Rows from a figure dataset:

--- begin ---

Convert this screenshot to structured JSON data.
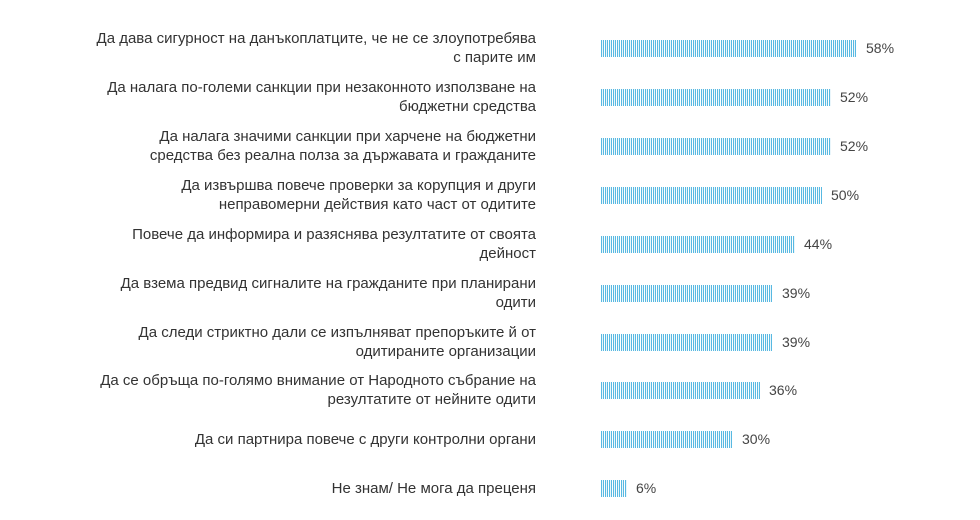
{
  "chart_data": {
    "type": "bar",
    "orientation": "horizontal",
    "categories": [
      "Да дава сигурност на данъкоплатците, че не се злоупотребява с парите им",
      "Да налага по-големи санкции при незаконното използване на бюджетни средства",
      "Да налага значими санкции при харчене на бюджетни средства без реална полза за държавата и гражданите",
      "Да извършва повече проверки за корупция и други неправомерни действия като част от одитите",
      "Повече да информира и разяснява резултатите от своята дейност",
      "Да взема предвид сигналите на гражданите при планирани одити",
      "Да следи стриктно дали се изпълняват препоръките й от одитираните организации",
      "Да се обръща по-голямо внимание от Народното събрание на резултатите от нейните одити",
      "Да си партнира повече с други контролни органи",
      "Не знам/ Не мога да преценя"
    ],
    "values": [
      58,
      52,
      52,
      50,
      44,
      39,
      39,
      36,
      30,
      6
    ],
    "value_labels": [
      "58%",
      "52%",
      "52%",
      "50%",
      "44%",
      "39%",
      "39%",
      "36%",
      "30%",
      "6%"
    ],
    "unit": "%",
    "xlim": [
      0,
      58
    ],
    "grid": false,
    "legend": "none",
    "bar_color": "#58b9e2"
  }
}
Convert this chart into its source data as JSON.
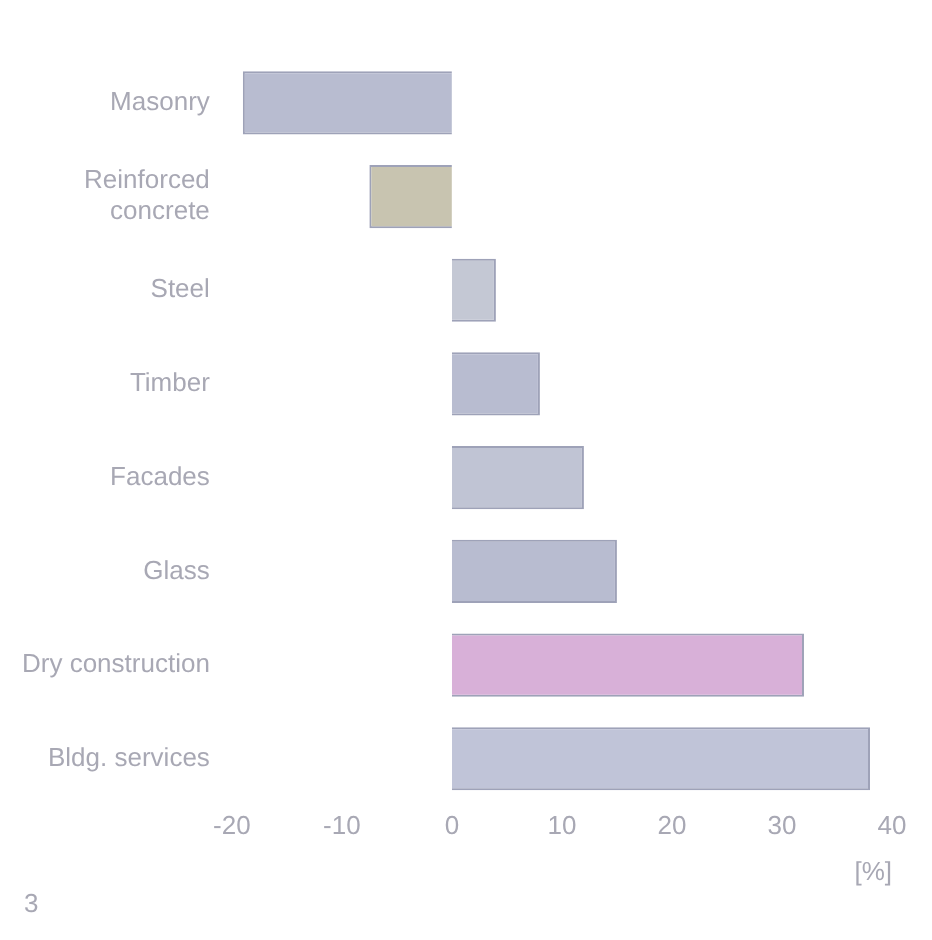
{
  "chart_data": {
    "type": "bar",
    "orientation": "horizontal",
    "xlabel": "[%]",
    "categories": [
      "Masonry",
      "Reinforced\nconcrete",
      "Steel",
      "Timber",
      "Facades",
      "Glass",
      "Dry construction",
      "Bldg. services"
    ],
    "values": [
      -19,
      -7.5,
      4,
      8,
      12,
      15,
      32,
      38
    ],
    "colors": [
      "#b8bcd0",
      "#c8c4b0",
      "#c4c8d4",
      "#b8bcd0",
      "#c0c4d4",
      "#b8bcd0",
      "#d8b0d8",
      "#c0c4d8"
    ],
    "xlim": [
      -20,
      40
    ],
    "xticks": [
      -20,
      -10,
      0,
      10,
      20,
      30,
      40
    ],
    "annotations": [
      "3"
    ]
  }
}
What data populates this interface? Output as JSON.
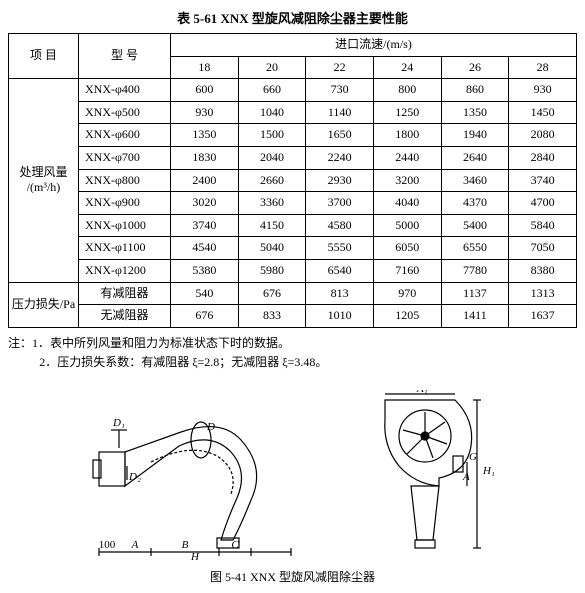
{
  "table": {
    "caption": "表 5-61  XNX 型旋风减阻除尘器主要性能",
    "header_item": "项  目",
    "header_model": "型  号",
    "header_velocity": "进口流速/(m/s)",
    "velocity_cols": [
      "18",
      "20",
      "22",
      "24",
      "26",
      "28"
    ],
    "group_flow": "处理风量\n/(m³/h)",
    "models": [
      "XNX-φ400",
      "XNX-φ500",
      "XNX-φ600",
      "XNX-φ700",
      "XNX-φ800",
      "XNX-φ900",
      "XNX-φ1000",
      "XNX-φ1100",
      "XNX-φ1200"
    ],
    "rows": [
      [
        "600",
        "660",
        "730",
        "800",
        "860",
        "930"
      ],
      [
        "930",
        "1040",
        "1140",
        "1250",
        "1350",
        "1450"
      ],
      [
        "1350",
        "1500",
        "1650",
        "1800",
        "1940",
        "2080"
      ],
      [
        "1830",
        "2040",
        "2240",
        "2440",
        "2640",
        "2840"
      ],
      [
        "2400",
        "2660",
        "2930",
        "3200",
        "3460",
        "3740"
      ],
      [
        "3020",
        "3360",
        "3700",
        "4040",
        "4370",
        "4700"
      ],
      [
        "3740",
        "4150",
        "4580",
        "5000",
        "5400",
        "5840"
      ],
      [
        "4540",
        "5040",
        "5550",
        "6050",
        "6550",
        "7050"
      ],
      [
        "5380",
        "5980",
        "6540",
        "7160",
        "7780",
        "8380"
      ]
    ],
    "group_pressure": "压力损失/Pa",
    "pressure_models": [
      "有减阻器",
      "无减阻器"
    ],
    "pressure_rows": [
      [
        "540",
        "676",
        "813",
        "970",
        "1137",
        "1313"
      ],
      [
        "676",
        "833",
        "1010",
        "1205",
        "1411",
        "1637"
      ]
    ]
  },
  "notes": {
    "label": "注：",
    "l1": "1．表中所列风量和阻力为标准状态下时的数据。",
    "l2": "2．压力损失系数：有减阻器 ξ=2.8；无减阻器 ξ=3.48。"
  },
  "figure": {
    "labels": {
      "D": "D",
      "D1": "D₁",
      "D2": "D₂",
      "A100": "100",
      "A": "A",
      "B": "B",
      "C": "C",
      "H": "H",
      "H1": "H₁",
      "G": "G",
      "a": "A",
      "a1": "A₁"
    },
    "caption": "图 5-41  XNX 型旋风减阻除尘器"
  },
  "style": {
    "stroke": "#000000",
    "fill": "#ffffff",
    "bg": "#ffffff"
  }
}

--- end ---

### Task statement
Word for word, quote the full listing, omitting every picture.

### Solution for this exercise
Convert this screenshot to structured JSON data.
{
  "chart_data": {
    "type": "bar",
    "orientation": "horizontal",
    "categories": [
      "Да дава сигурност на данъкоплатците, че не се злоупотребява с парите им",
      "Да налага по-големи санкции при незаконното използване на бюджетни средства",
      "Да налага значими санкции при харчене на бюджетни средства без реална полза за държавата и гражданите",
      "Да извършва повече проверки за корупция и други неправомерни действия като част от одитите",
      "Повече да информира и разяснява резултатите от своята дейност",
      "Да взема предвид сигналите на гражданите при планирани одити",
      "Да следи стриктно дали се изпълняват препоръките й от одитираните организации",
      "Да се обръща по-голямо внимание от Народното събрание на резултатите от нейните одити",
      "Да си партнира повече с други контролни органи",
      "Не знам/ Не мога да преценя"
    ],
    "values": [
      58,
      52,
      52,
      50,
      44,
      39,
      39,
      36,
      30,
      6
    ],
    "value_labels": [
      "58%",
      "52%",
      "52%",
      "50%",
      "44%",
      "39%",
      "39%",
      "36%",
      "30%",
      "6%"
    ],
    "unit": "%",
    "xlim": [
      0,
      58
    ],
    "grid": false,
    "legend": "none",
    "bar_color": "#58b9e2"
  }
}
Convert this chart into its source data as JSON.
{
  "chart_data": {
    "type": "bar",
    "orientation": "horizontal",
    "xlabel": "[%]",
    "categories": [
      "Masonry",
      "Reinforced\nconcrete",
      "Steel",
      "Timber",
      "Facades",
      "Glass",
      "Dry construction",
      "Bldg. services"
    ],
    "values": [
      -19,
      -7.5,
      4,
      8,
      12,
      15,
      32,
      38
    ],
    "colors": [
      "#b8bcd0",
      "#c8c4b0",
      "#c4c8d4",
      "#b8bcd0",
      "#c0c4d4",
      "#b8bcd0",
      "#d8b0d8",
      "#c0c4d8"
    ],
    "xlim": [
      -20,
      40
    ],
    "xticks": [
      -20,
      -10,
      0,
      10,
      20,
      30,
      40
    ],
    "annotations": [
      "3"
    ]
  }
}
What data populates this interface? Output as JSON.
{
  "table": {
    "caption": "表 5-61  XNX 型旋风减阻除尘器主要性能",
    "header_item": "项  目",
    "header_model": "型  号",
    "header_velocity": "进口流速/(m/s)",
    "velocity_cols": [
      "18",
      "20",
      "22",
      "24",
      "26",
      "28"
    ],
    "group_flow": "处理风量\n/(m³/h)",
    "models": [
      "XNX-φ400",
      "XNX-φ500",
      "XNX-φ600",
      "XNX-φ700",
      "XNX-φ800",
      "XNX-φ900",
      "XNX-φ1000",
      "XNX-φ1100",
      "XNX-φ1200"
    ],
    "rows": [
      [
        "600",
        "660",
        "730",
        "800",
        "860",
        "930"
      ],
      [
        "930",
        "1040",
        "1140",
        "1250",
        "1350",
        "1450"
      ],
      [
        "1350",
        "1500",
        "1650",
        "1800",
        "1940",
        "2080"
      ],
      [
        "1830",
        "2040",
        "2240",
        "2440",
        "2640",
        "2840"
      ],
      [
        "2400",
        "2660",
        "2930",
        "3200",
        "3460",
        "3740"
      ],
      [
        "3020",
        "3360",
        "3700",
        "4040",
        "4370",
        "4700"
      ],
      [
        "3740",
        "4150",
        "4580",
        "5000",
        "5400",
        "5840"
      ],
      [
        "4540",
        "5040",
        "5550",
        "6050",
        "6550",
        "7050"
      ],
      [
        "5380",
        "5980",
        "6540",
        "7160",
        "7780",
        "8380"
      ]
    ],
    "group_pressure": "压力损失/Pa",
    "pressure_models": [
      "有减阻器",
      "无减阻器"
    ],
    "pressure_rows": [
      [
        "540",
        "676",
        "813",
        "970",
        "1137",
        "1313"
      ],
      [
        "676",
        "833",
        "1010",
        "1205",
        "1411",
        "1637"
      ]
    ]
  },
  "notes": {
    "label": "注：",
    "l1": "1．表中所列风量和阻力为标准状态下时的数据。",
    "l2": "2．压力损失系数：有减阻器 ξ=2.8；无减阻器 ξ=3.48。"
  },
  "figure": {
    "labels": {
      "D": "D",
      "D1": "D₁",
      "D2": "D₂",
      "A100": "100",
      "A": "A",
      "B": "B",
      "C": "C",
      "H": "H",
      "H1": "H₁",
      "G": "G",
      "a": "A",
      "a1": "A₁"
    },
    "caption": "图 5-41  XNX 型旋风减阻除尘器"
  },
  "style": {
    "stroke": "#000000",
    "fill": "#ffffff",
    "bg": "#ffffff"
  }
}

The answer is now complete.